Task statement: Repeat what the lines below say, word for word, and skip every image.

Given entries:
□ □ □ □ □

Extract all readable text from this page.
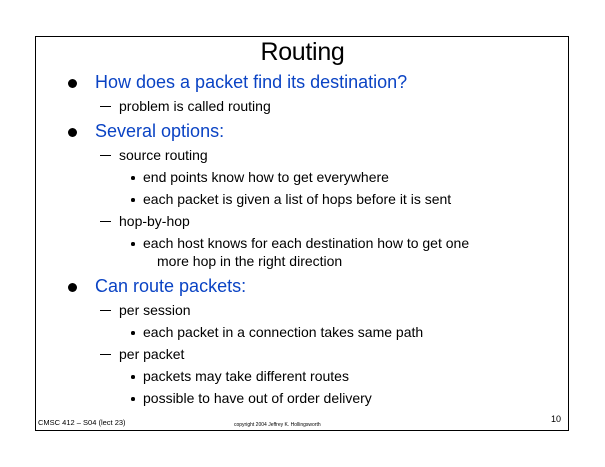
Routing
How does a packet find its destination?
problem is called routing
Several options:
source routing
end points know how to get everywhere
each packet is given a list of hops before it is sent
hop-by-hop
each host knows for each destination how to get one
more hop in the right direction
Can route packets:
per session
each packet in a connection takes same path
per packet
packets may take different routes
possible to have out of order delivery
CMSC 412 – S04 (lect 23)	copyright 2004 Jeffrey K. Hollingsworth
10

□ □ □ □ □

Written reply:
Extract all readable text from this page.
Routing
How does a packet find its destination?
problem is called routing
Several options:
source routing
end points know how to get everywhere
each packet is given a list of hops before it is sent
hop-by-hop
each host knows for each destination how to get one
more hop in the right direction
Can route packets:
per session
each packet in a connection takes same path
per packet
packets may take different routes
possible to have out of order delivery
CMSC 412 – S04 (lect 23)	copyright 2004 Jeffrey K. Hollingsworth
10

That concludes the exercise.